-------- Wykaz wierszy
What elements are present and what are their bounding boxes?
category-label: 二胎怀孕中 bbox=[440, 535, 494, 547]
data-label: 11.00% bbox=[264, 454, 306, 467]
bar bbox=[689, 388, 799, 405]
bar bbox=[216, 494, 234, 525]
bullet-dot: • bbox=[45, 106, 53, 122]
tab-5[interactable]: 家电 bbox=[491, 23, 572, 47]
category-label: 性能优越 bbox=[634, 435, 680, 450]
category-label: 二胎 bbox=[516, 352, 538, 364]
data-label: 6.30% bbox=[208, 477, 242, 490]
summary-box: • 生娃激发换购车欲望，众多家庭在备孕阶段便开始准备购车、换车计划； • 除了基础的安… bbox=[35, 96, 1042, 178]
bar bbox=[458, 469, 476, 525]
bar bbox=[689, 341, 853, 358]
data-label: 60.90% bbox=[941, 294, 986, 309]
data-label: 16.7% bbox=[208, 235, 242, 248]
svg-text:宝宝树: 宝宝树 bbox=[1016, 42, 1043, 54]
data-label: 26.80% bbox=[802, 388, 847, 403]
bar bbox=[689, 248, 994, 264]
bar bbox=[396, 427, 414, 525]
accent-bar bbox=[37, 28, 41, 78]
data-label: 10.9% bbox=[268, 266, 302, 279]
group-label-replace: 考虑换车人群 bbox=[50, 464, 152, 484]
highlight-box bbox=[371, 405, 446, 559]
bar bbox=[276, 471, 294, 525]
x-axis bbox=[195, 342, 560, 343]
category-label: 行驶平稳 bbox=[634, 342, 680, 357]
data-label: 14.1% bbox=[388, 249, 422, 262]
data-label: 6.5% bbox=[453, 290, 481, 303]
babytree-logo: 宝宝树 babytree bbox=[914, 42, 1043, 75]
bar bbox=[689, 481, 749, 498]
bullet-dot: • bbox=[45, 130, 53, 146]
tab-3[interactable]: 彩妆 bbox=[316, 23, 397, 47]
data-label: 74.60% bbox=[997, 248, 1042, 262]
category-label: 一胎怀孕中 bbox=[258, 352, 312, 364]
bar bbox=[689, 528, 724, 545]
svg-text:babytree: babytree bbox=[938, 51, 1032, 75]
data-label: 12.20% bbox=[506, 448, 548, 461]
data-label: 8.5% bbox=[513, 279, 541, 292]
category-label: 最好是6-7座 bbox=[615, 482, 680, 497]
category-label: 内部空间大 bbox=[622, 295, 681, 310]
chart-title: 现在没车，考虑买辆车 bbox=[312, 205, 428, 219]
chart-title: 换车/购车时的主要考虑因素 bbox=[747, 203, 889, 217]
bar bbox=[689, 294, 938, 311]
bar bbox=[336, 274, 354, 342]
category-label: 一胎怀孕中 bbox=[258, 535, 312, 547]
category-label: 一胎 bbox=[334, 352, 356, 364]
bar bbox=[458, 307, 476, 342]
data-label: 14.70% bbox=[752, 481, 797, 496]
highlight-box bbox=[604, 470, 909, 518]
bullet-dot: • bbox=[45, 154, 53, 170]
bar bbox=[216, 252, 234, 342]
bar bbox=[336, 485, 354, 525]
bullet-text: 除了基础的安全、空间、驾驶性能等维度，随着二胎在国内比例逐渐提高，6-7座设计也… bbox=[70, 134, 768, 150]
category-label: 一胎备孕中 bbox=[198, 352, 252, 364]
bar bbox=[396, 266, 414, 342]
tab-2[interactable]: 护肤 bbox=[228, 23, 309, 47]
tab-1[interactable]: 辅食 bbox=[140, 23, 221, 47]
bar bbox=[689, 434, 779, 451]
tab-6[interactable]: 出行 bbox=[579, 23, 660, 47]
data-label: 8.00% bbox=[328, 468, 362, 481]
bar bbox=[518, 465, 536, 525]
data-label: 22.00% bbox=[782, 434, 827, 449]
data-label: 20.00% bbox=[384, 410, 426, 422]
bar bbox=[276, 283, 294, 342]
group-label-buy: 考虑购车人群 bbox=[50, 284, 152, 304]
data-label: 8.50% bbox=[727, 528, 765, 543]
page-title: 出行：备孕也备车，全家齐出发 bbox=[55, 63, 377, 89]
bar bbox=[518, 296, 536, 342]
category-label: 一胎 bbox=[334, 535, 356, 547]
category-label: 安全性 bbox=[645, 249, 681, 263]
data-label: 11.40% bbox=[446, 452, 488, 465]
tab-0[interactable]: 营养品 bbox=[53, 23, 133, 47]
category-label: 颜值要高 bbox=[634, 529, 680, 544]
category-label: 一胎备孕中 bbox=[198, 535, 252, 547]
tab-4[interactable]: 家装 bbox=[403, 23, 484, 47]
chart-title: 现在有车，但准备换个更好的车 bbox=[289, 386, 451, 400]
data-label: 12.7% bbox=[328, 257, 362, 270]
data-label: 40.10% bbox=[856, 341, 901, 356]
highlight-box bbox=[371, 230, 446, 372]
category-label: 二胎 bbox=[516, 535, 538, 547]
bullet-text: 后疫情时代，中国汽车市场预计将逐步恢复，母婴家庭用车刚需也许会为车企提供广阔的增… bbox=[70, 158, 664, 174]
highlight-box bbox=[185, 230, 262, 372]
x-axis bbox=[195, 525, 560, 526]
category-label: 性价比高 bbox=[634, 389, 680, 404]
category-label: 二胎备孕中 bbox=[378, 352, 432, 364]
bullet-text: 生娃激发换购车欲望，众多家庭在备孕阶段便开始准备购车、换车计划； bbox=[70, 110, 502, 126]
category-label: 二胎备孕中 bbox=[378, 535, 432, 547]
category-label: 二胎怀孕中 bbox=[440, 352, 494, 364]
----------------
> Zadanie do wykonania
Proszę ułożyć wszystkie powyższe wiersze w tabelę Markdown z kolumnami „Nr” (numer wiersza) i „Treść” (zawartość wiersza), z pominięciem pustych wierszy.

> Rozwiązanie zadania
| Nr | Treść |
|---|---|
| 1 | What elements are present and what are their bounding boxes? |
| 2 | category-label: 二胎怀孕中 bbox=[440, 535, 494, 547] |
| 3 | data-label: 11.00% bbox=[264, 454, 306, 467] |
| 4 | bar bbox=[689, 388, 799, 405] |
| 5 | bar bbox=[216, 494, 234, 525] |
| 6 | bullet-dot: • bbox=[45, 106, 53, 122] |
| 7 | tab-5[interactable]: 家电 bbox=[491, 23, 572, 47] |
| 8 | category-label: 性能优越 bbox=[634, 435, 680, 450] |
| 9 | category-label: 二胎 bbox=[516, 352, 538, 364] |
| 10 | data-label: 6.30% bbox=[208, 477, 242, 490] |
| 11 | summary-box: • 生娃激发换购车欲望，众多家庭在备孕阶段便开始准备购车、换车计划； • 除了基础的安… bbox=[35, 96, 1042, 178] |
| 12 | bar bbox=[458, 469, 476, 525] |
| 13 | bar bbox=[689, 341, 853, 358] |
| 14 | data-label: 60.90% bbox=[941, 294, 986, 309] |
| 15 | data-label: 16.7% bbox=[208, 235, 242, 248] |
| 16 | svg-text:宝宝树: 宝宝树 bbox=[1016, 42, 1043, 54] |
| 17 | data-label: 26.80% bbox=[802, 388, 847, 403] |
| 18 | bar bbox=[689, 248, 994, 264] |
| 19 | bar bbox=[396, 427, 414, 525] |
| 20 | accent-bar bbox=[37, 28, 41, 78] |
| 21 | data-label: 10.9% bbox=[268, 266, 302, 279] |
| 22 | group-label-replace: 考虑换车人群 bbox=[50, 464, 152, 484] |
| 23 | highlight-box bbox=[371, 405, 446, 559] |
| 24 | bar bbox=[276, 471, 294, 525] |
| 25 | x-axis bbox=[195, 342, 560, 343] |
| 26 | category-label: 行驶平稳 bbox=[634, 342, 680, 357] |
| 27 | data-label: 14.1% bbox=[388, 249, 422, 262] |
| 28 | data-label: 6.5% bbox=[453, 290, 481, 303] |
| 29 | babytree-logo: 宝宝树 babytree bbox=[914, 42, 1043, 75] |
| 30 | bar bbox=[689, 481, 749, 498] |
| 31 | bullet-dot: • bbox=[45, 130, 53, 146] |
| 32 | tab-3[interactable]: 彩妆 bbox=[316, 23, 397, 47] |
| 33 | data-label: 74.60% bbox=[997, 248, 1042, 262] |
| 34 | category-label: 一胎怀孕中 bbox=[258, 352, 312, 364] |
| 35 | bar bbox=[689, 528, 724, 545] |
| 36 | svg-text:babytree: babytree bbox=[938, 51, 1032, 75] |
| 37 | data-label: 12.20% bbox=[506, 448, 548, 461] |
| 38 | data-label: 8.5% bbox=[513, 279, 541, 292] |
| 39 | category-label: 最好是6-7座 bbox=[615, 482, 680, 497] |
| 40 | category-label: 内部空间大 bbox=[622, 295, 681, 310] |
| 41 | chart-title: 现在没车，考虑买辆车 bbox=[312, 205, 428, 219] |
| 42 | chart-title: 换车/购车时的主要考虑因素 bbox=[747, 203, 889, 217] |
| 43 | bar bbox=[689, 294, 938, 311] |
| 44 | bar bbox=[336, 274, 354, 342] |
| 45 | category-label: 一胎怀孕中 bbox=[258, 535, 312, 547] |
| 46 | category-label: 一胎 bbox=[334, 352, 356, 364] |
| 47 | bar bbox=[458, 307, 476, 342] |
| 48 | data-label: 14.70% bbox=[752, 481, 797, 496] |
| 49 | highlight-box bbox=[604, 470, 909, 518] |
| 50 | bullet-dot: • bbox=[45, 154, 53, 170] |
| 51 | bar bbox=[216, 252, 234, 342] |
| 52 | bar bbox=[336, 485, 354, 525] |
| 53 | bullet-text: 除了基础的安全、空间、驾驶性能等维度，随着二胎在国内比例逐渐提高，6-7座设计也… bbox=[70, 134, 768, 150] |
| 54 | category-label: 一胎备孕中 bbox=[198, 352, 252, 364] |
| 55 | bar bbox=[396, 266, 414, 342] |
| 56 | tab-2[interactable]: 护肤 bbox=[228, 23, 309, 47] |
| 57 | tab-1[interactable]: 辅食 bbox=[140, 23, 221, 47] |
| 58 | bar bbox=[689, 434, 779, 451] |
| 59 | tab-6[interactable]: 出行 bbox=[579, 23, 660, 47] |
| 60 | data-label: 8.00% bbox=[328, 468, 362, 481] |
| 61 | bar bbox=[518, 465, 536, 525] |
| 62 | data-label: 22.00% bbox=[782, 434, 827, 449] |
| 63 | data-label: 20.00% bbox=[384, 410, 426, 422] |
| 64 | bar bbox=[276, 283, 294, 342] |
| 65 | group-label-buy: 考虑购车人群 bbox=[50, 284, 152, 304] |
| 66 | data-label: 8.50% bbox=[727, 528, 765, 543] |
| 67 | page-title: 出行：备孕也备车，全家齐出发 bbox=[55, 63, 377, 89] |
| 68 | bar bbox=[518, 296, 536, 342] |
| 69 | category-label: 一胎 bbox=[334, 535, 356, 547] |
| 70 | category-label: 安全性 bbox=[645, 249, 681, 263] |
| 71 | data-label: 11.40% bbox=[446, 452, 488, 465] |
| 72 | tab-0[interactable]: 营养品 bbox=[53, 23, 133, 47] |
| 73 | category-label: 颜值要高 bbox=[634, 529, 680, 544] |
| 74 | category-label: 一胎备孕中 bbox=[198, 535, 252, 547] |
| 75 | tab-4[interactable]: 家装 bbox=[403, 23, 484, 47] |
| 76 | chart-title: 现在有车，但准备换个更好的车 bbox=[289, 386, 451, 400] |
| 77 | data-label: 12.7% bbox=[328, 257, 362, 270] |
| 78 | data-label: 40.10% bbox=[856, 341, 901, 356] |
| 79 | highlight-box bbox=[371, 230, 446, 372] |
| 80 | category-label: 二胎 bbox=[516, 535, 538, 547] |
| 81 | bullet-text: 后疫情时代，中国汽车市场预计将逐步恢复，母婴家庭用车刚需也许会为车企提供广阔的增… bbox=[70, 158, 664, 174] |
| 82 | highlight-box bbox=[185, 230, 262, 372] |
| 83 | x-axis bbox=[195, 525, 560, 526] |
| 84 | category-label: 性价比高 bbox=[634, 389, 680, 404] |
| 85 | category-label: 二胎备孕中 bbox=[378, 352, 432, 364] |
| 86 | bullet-text: 生娃激发换购车欲望，众多家庭在备孕阶段便开始准备购车、换车计划； bbox=[70, 110, 502, 126] |
| 87 | category-label: 二胎备孕中 bbox=[378, 535, 432, 547] |
| 88 | category-label: 二胎怀孕中 bbox=[440, 352, 494, 364] |